━━ Entries
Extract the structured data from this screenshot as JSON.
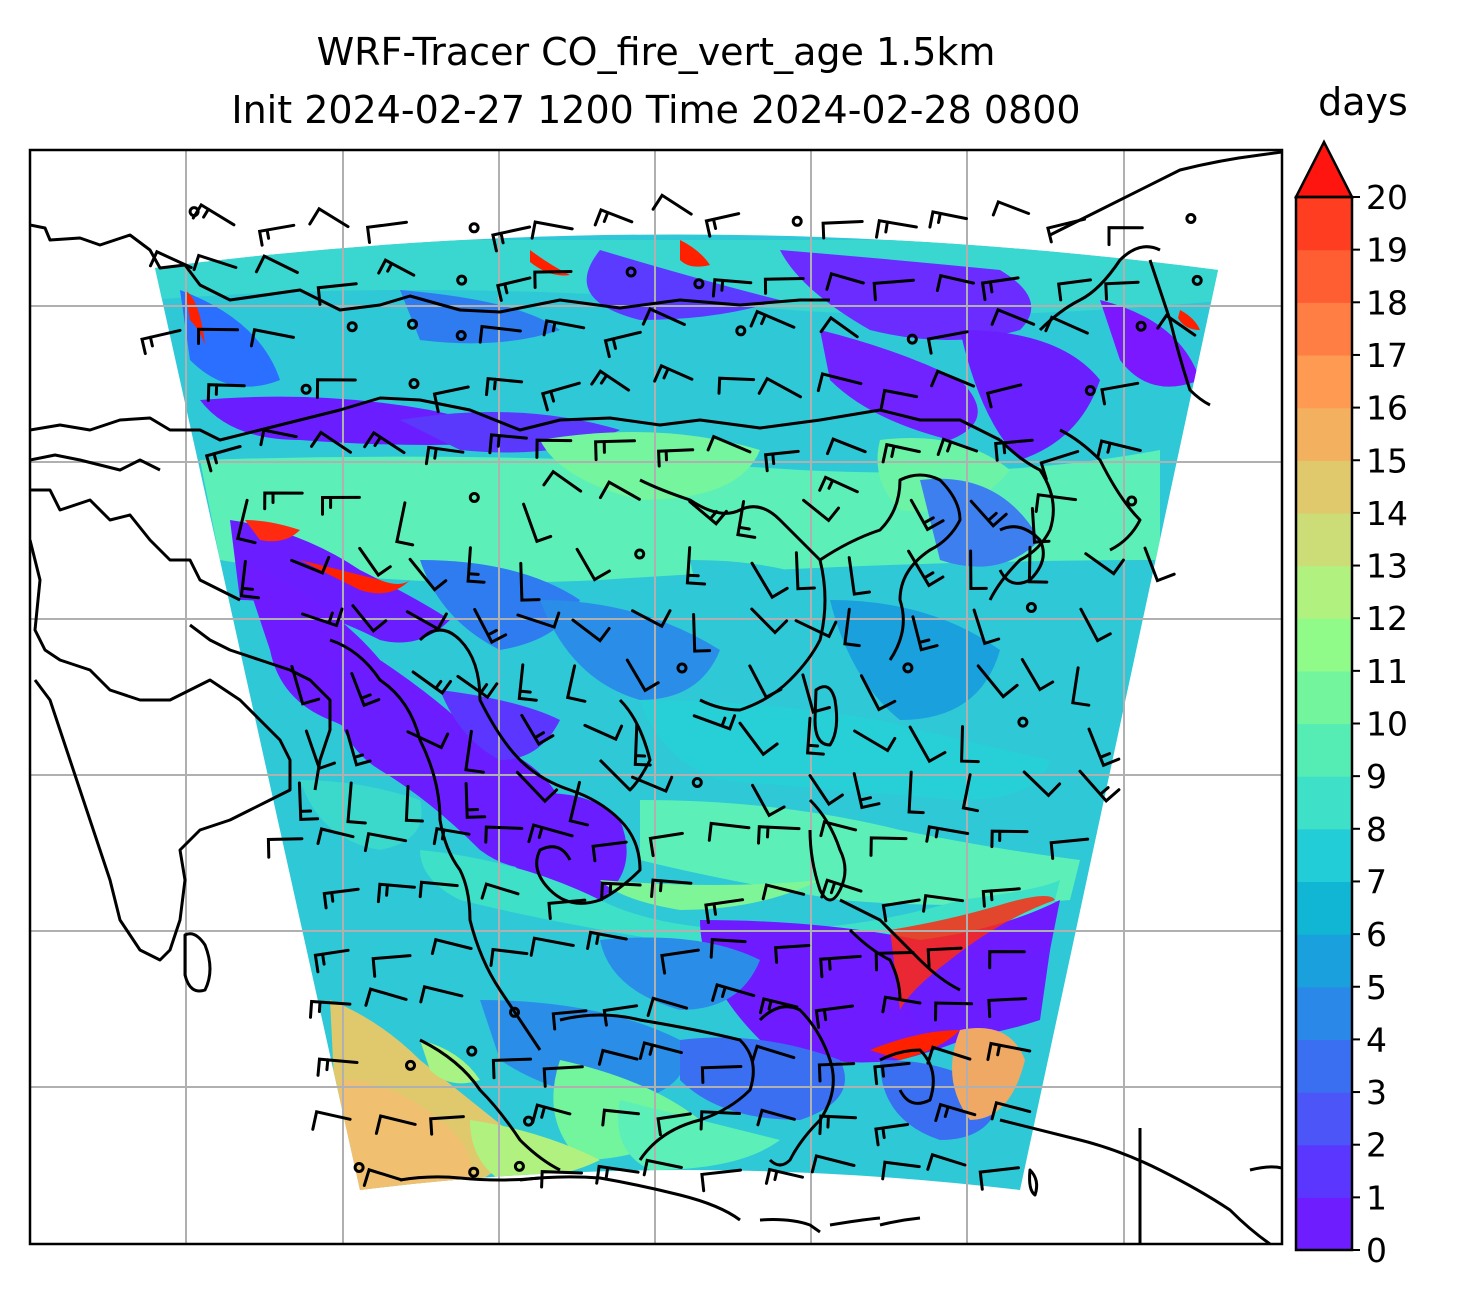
{
  "title_line1": "WRF-Tracer CO_fire_vert_age 1.5km",
  "title_line2": "Init 2024-02-27 1200 Time 2024-02-28 0800",
  "colorbar": {
    "label": "days",
    "ticks": [
      "0",
      "1",
      "2",
      "3",
      "4",
      "5",
      "6",
      "7",
      "8",
      "9",
      "10",
      "11",
      "12",
      "13",
      "14",
      "15",
      "16",
      "17",
      "18",
      "19",
      "20"
    ],
    "extend": "max",
    "colors": [
      "#6e1dff",
      "#5b36ff",
      "#4b55f8",
      "#3a6ff1",
      "#2a89e8",
      "#1aa0dd",
      "#10b6d4",
      "#22cdd8",
      "#3ee0c8",
      "#56edb5",
      "#73f59e",
      "#91fb8a",
      "#b0f17f",
      "#ccdc77",
      "#e0c86d",
      "#f3b05f",
      "#ff9a52",
      "#ff7e44",
      "#ff5e33",
      "#ff3d21",
      "#ff1510"
    ]
  },
  "map": {
    "grid": "on",
    "field": "CO_fire_vert_age",
    "dominant_colors": {
      "low": "#6a1eff",
      "mid_low": "#2f7ef0",
      "mid": "#20d2d8",
      "mid_high": "#5cf0b8",
      "high": "#f0c070",
      "max": "#ff2000"
    },
    "overlays": [
      "wind-barbs",
      "calm-circles",
      "coastlines"
    ]
  }
}
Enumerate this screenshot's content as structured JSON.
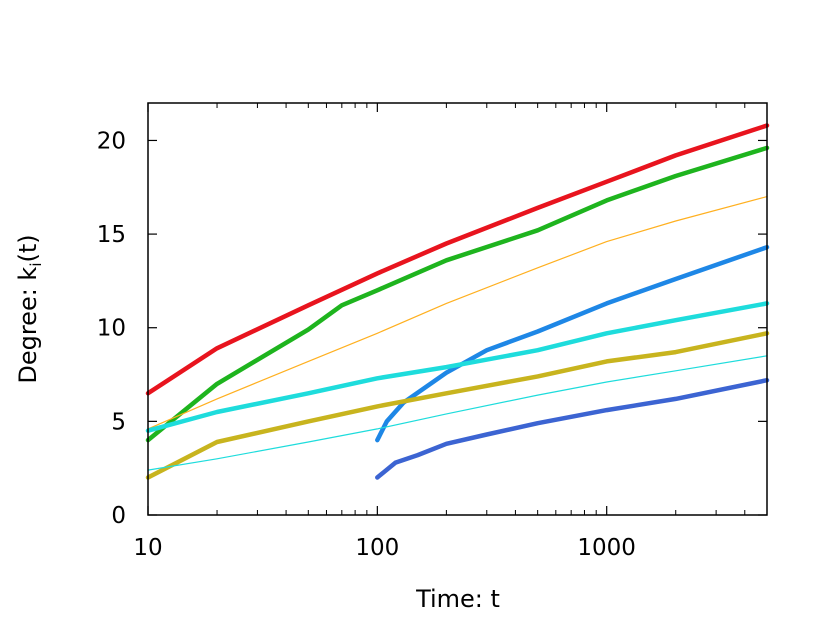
{
  "chart_data": {
    "type": "line",
    "title": "",
    "xlabel": "Time: t",
    "ylabel_main": "Degree: k",
    "ylabel_sub": "i",
    "ylabel_tail": "(t)",
    "xscale": "log",
    "xlim": [
      10,
      5000
    ],
    "ylim": [
      0,
      22
    ],
    "grid": false,
    "legend": "none",
    "x_ticks": [
      {
        "value": 10,
        "label": "10"
      },
      {
        "value": 100,
        "label": "100"
      },
      {
        "value": 1000,
        "label": "1000"
      }
    ],
    "y_ticks": [
      {
        "value": 0,
        "label": "0"
      },
      {
        "value": 5,
        "label": "5"
      },
      {
        "value": 10,
        "label": "10"
      },
      {
        "value": 15,
        "label": "15"
      },
      {
        "value": 20,
        "label": "20"
      }
    ],
    "series": [
      {
        "color": "#e8141e",
        "weight": "thick",
        "points": [
          [
            10,
            6.5
          ],
          [
            20,
            8.9
          ],
          [
            50,
            11.2
          ],
          [
            100,
            12.9
          ],
          [
            200,
            14.5
          ],
          [
            500,
            16.4
          ],
          [
            1000,
            17.8
          ],
          [
            2000,
            19.2
          ],
          [
            5000,
            20.8
          ]
        ]
      },
      {
        "color": "#1eb41e",
        "weight": "thick",
        "points": [
          [
            10,
            4.0
          ],
          [
            20,
            7.0
          ],
          [
            50,
            9.9
          ],
          [
            70,
            11.2
          ],
          [
            100,
            12.0
          ],
          [
            200,
            13.6
          ],
          [
            500,
            15.2
          ],
          [
            1000,
            16.8
          ],
          [
            2000,
            18.1
          ],
          [
            5000,
            19.6
          ]
        ]
      },
      {
        "color": "#ffb020",
        "weight": "thin",
        "points": [
          [
            10,
            4.6
          ],
          [
            20,
            6.2
          ],
          [
            50,
            8.2
          ],
          [
            100,
            9.7
          ],
          [
            200,
            11.3
          ],
          [
            500,
            13.2
          ],
          [
            1000,
            14.6
          ],
          [
            2000,
            15.7
          ],
          [
            5000,
            17.0
          ]
        ]
      },
      {
        "color": "#1e87e6",
        "weight": "thick",
        "points": [
          [
            100,
            4.0
          ],
          [
            110,
            5.0
          ],
          [
            130,
            6.0
          ],
          [
            200,
            7.6
          ],
          [
            300,
            8.8
          ],
          [
            500,
            9.8
          ],
          [
            1000,
            11.3
          ],
          [
            2000,
            12.6
          ],
          [
            5000,
            14.3
          ]
        ]
      },
      {
        "color": "#1edcdc",
        "weight": "thick",
        "points": [
          [
            10,
            4.5
          ],
          [
            20,
            5.5
          ],
          [
            50,
            6.5
          ],
          [
            100,
            7.3
          ],
          [
            200,
            7.9
          ],
          [
            500,
            8.8
          ],
          [
            1000,
            9.7
          ],
          [
            2000,
            10.4
          ],
          [
            5000,
            11.3
          ]
        ]
      },
      {
        "color": "#c8b41e",
        "weight": "thick",
        "points": [
          [
            10,
            2.0
          ],
          [
            20,
            3.9
          ],
          [
            50,
            5.0
          ],
          [
            100,
            5.8
          ],
          [
            200,
            6.5
          ],
          [
            500,
            7.4
          ],
          [
            1000,
            8.2
          ],
          [
            2000,
            8.7
          ],
          [
            5000,
            9.7
          ]
        ]
      },
      {
        "color": "#1edcdc",
        "weight": "thin",
        "points": [
          [
            10,
            2.4
          ],
          [
            20,
            3.0
          ],
          [
            50,
            3.9
          ],
          [
            100,
            4.6
          ],
          [
            200,
            5.4
          ],
          [
            500,
            6.4
          ],
          [
            1000,
            7.1
          ],
          [
            2000,
            7.7
          ],
          [
            5000,
            8.5
          ]
        ]
      },
      {
        "color": "#3c64d2",
        "weight": "thick",
        "points": [
          [
            100,
            2.0
          ],
          [
            120,
            2.8
          ],
          [
            150,
            3.2
          ],
          [
            200,
            3.8
          ],
          [
            300,
            4.3
          ],
          [
            500,
            4.9
          ],
          [
            1000,
            5.6
          ],
          [
            2000,
            6.2
          ],
          [
            5000,
            7.2
          ]
        ]
      }
    ]
  }
}
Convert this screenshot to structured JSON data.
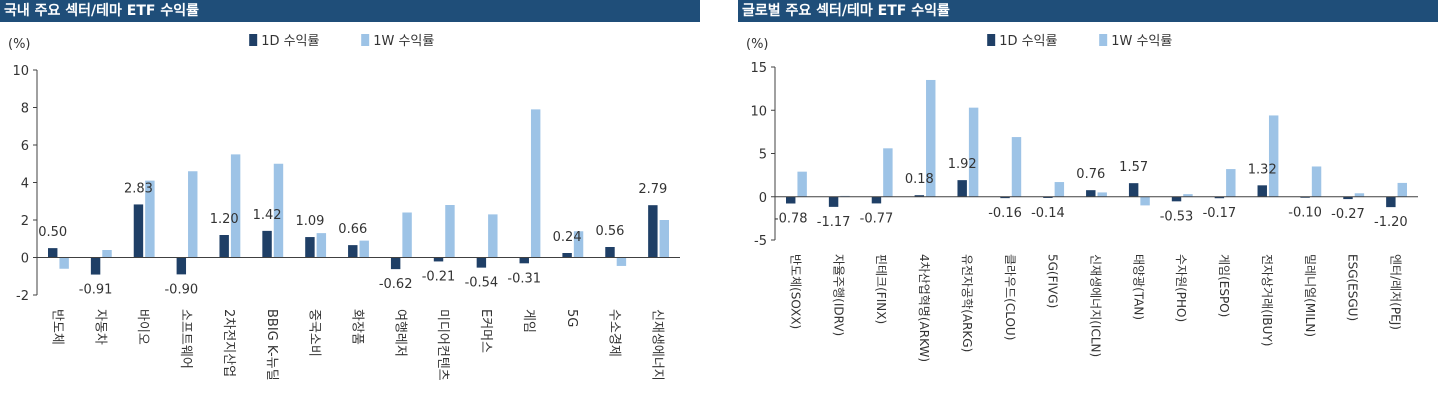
━━━━
Exercise description » Copy the records exactly as they appear, excluding images.

Response »
Extract the structured data from this screenshot as JSON.
{
  "title_line1": "WRF-Tracer CO_fire_vert_age 1.5km",
  "title_line2": "Init 2024-02-27 1200 Time 2024-02-28 0800",
  "colorbar": {
    "label": "days",
    "ticks": [
      "0",
      "1",
      "2",
      "3",
      "4",
      "5",
      "6",
      "7",
      "8",
      "9",
      "10",
      "11",
      "12",
      "13",
      "14",
      "15",
      "16",
      "17",
      "18",
      "19",
      "20"
    ],
    "extend": "max",
    "colors": [
      "#6e1dff",
      "#5b36ff",
      "#4b55f8",
      "#3a6ff1",
      "#2a89e8",
      "#1aa0dd",
      "#10b6d4",
      "#22cdd8",
      "#3ee0c8",
      "#56edb5",
      "#73f59e",
      "#91fb8a",
      "#b0f17f",
      "#ccdc77",
      "#e0c86d",
      "#f3b05f",
      "#ff9a52",
      "#ff7e44",
      "#ff5e33",
      "#ff3d21",
      "#ff1510"
    ]
  },
  "map": {
    "grid": "on",
    "field": "CO_fire_vert_age",
    "dominant_colors": {
      "low": "#6a1eff",
      "mid_low": "#2f7ef0",
      "mid": "#20d2d8",
      "mid_high": "#5cf0b8",
      "high": "#f0c070",
      "max": "#ff2000"
    },
    "overlays": [
      "wind-barbs",
      "calm-circles",
      "coastlines"
    ]
  }
}
Enumerate this screenshot's content as structured JSON.
{
  "chart_data": {
    "type": "line",
    "title": "",
    "xlabel": "Time: t",
    "ylabel_main": "Degree: k",
    "ylabel_sub": "i",
    "ylabel_tail": "(t)",
    "xscale": "log",
    "xlim": [
      10,
      5000
    ],
    "ylim": [
      0,
      22
    ],
    "grid": false,
    "legend": "none",
    "x_ticks": [
      {
        "value": 10,
        "label": "10"
      },
      {
        "value": 100,
        "label": "100"
      },
      {
        "value": 1000,
        "label": "1000"
      }
    ],
    "y_ticks": [
      {
        "value": 0,
        "label": "0"
      },
      {
        "value": 5,
        "label": "5"
      },
      {
        "value": 10,
        "label": "10"
      },
      {
        "value": 15,
        "label": "15"
      },
      {
        "value": 20,
        "label": "20"
      }
    ],
    "series": [
      {
        "color": "#e8141e",
        "weight": "thick",
        "points": [
          [
            10,
            6.5
          ],
          [
            20,
            8.9
          ],
          [
            50,
            11.2
          ],
          [
            100,
            12.9
          ],
          [
            200,
            14.5
          ],
          [
            500,
            16.4
          ],
          [
            1000,
            17.8
          ],
          [
            2000,
            19.2
          ],
          [
            5000,
            20.8
          ]
        ]
      },
      {
        "color": "#1eb41e",
        "weight": "thick",
        "points": [
          [
            10,
            4.0
          ],
          [
            20,
            7.0
          ],
          [
            50,
            9.9
          ],
          [
            70,
            11.2
          ],
          [
            100,
            12.0
          ],
          [
            200,
            13.6
          ],
          [
            500,
            15.2
          ],
          [
            1000,
            16.8
          ],
          [
            2000,
            18.1
          ],
          [
            5000,
            19.6
          ]
        ]
      },
      {
        "color": "#ffb020",
        "weight": "thin",
        "points": [
          [
            10,
            4.6
          ],
          [
            20,
            6.2
          ],
          [
            50,
            8.2
          ],
          [
            100,
            9.7
          ],
          [
            200,
            11.3
          ],
          [
            500,
            13.2
          ],
          [
            1000,
            14.6
          ],
          [
            2000,
            15.7
          ],
          [
            5000,
            17.0
          ]
        ]
      },
      {
        "color": "#1e87e6",
        "weight": "thick",
        "points": [
          [
            100,
            4.0
          ],
          [
            110,
            5.0
          ],
          [
            130,
            6.0
          ],
          [
            200,
            7.6
          ],
          [
            300,
            8.8
          ],
          [
            500,
            9.8
          ],
          [
            1000,
            11.3
          ],
          [
            2000,
            12.6
          ],
          [
            5000,
            14.3
          ]
        ]
      },
      {
        "color": "#1edcdc",
        "weight": "thick",
        "points": [
          [
            10,
            4.5
          ],
          [
            20,
            5.5
          ],
          [
            50,
            6.5
          ],
          [
            100,
            7.3
          ],
          [
            200,
            7.9
          ],
          [
            500,
            8.8
          ],
          [
            1000,
            9.7
          ],
          [
            2000,
            10.4
          ],
          [
            5000,
            11.3
          ]
        ]
      },
      {
        "color": "#c8b41e",
        "weight": "thick",
        "points": [
          [
            10,
            2.0
          ],
          [
            20,
            3.9
          ],
          [
            50,
            5.0
          ],
          [
            100,
            5.8
          ],
          [
            200,
            6.5
          ],
          [
            500,
            7.4
          ],
          [
            1000,
            8.2
          ],
          [
            2000,
            8.7
          ],
          [
            5000,
            9.7
          ]
        ]
      },
      {
        "color": "#1edcdc",
        "weight": "thin",
        "points": [
          [
            10,
            2.4
          ],
          [
            20,
            3.0
          ],
          [
            50,
            3.9
          ],
          [
            100,
            4.6
          ],
          [
            200,
            5.4
          ],
          [
            500,
            6.4
          ],
          [
            1000,
            7.1
          ],
          [
            2000,
            7.7
          ],
          [
            5000,
            8.5
          ]
        ]
      },
      {
        "color": "#3c64d2",
        "weight": "thick",
        "points": [
          [
            100,
            2.0
          ],
          [
            120,
            2.8
          ],
          [
            150,
            3.2
          ],
          [
            200,
            3.8
          ],
          [
            300,
            4.3
          ],
          [
            500,
            4.9
          ],
          [
            1000,
            5.6
          ],
          [
            2000,
            6.2
          ],
          [
            5000,
            7.2
          ]
        ]
      }
    ]
  }
}
Convert this screenshot to structured JSON data.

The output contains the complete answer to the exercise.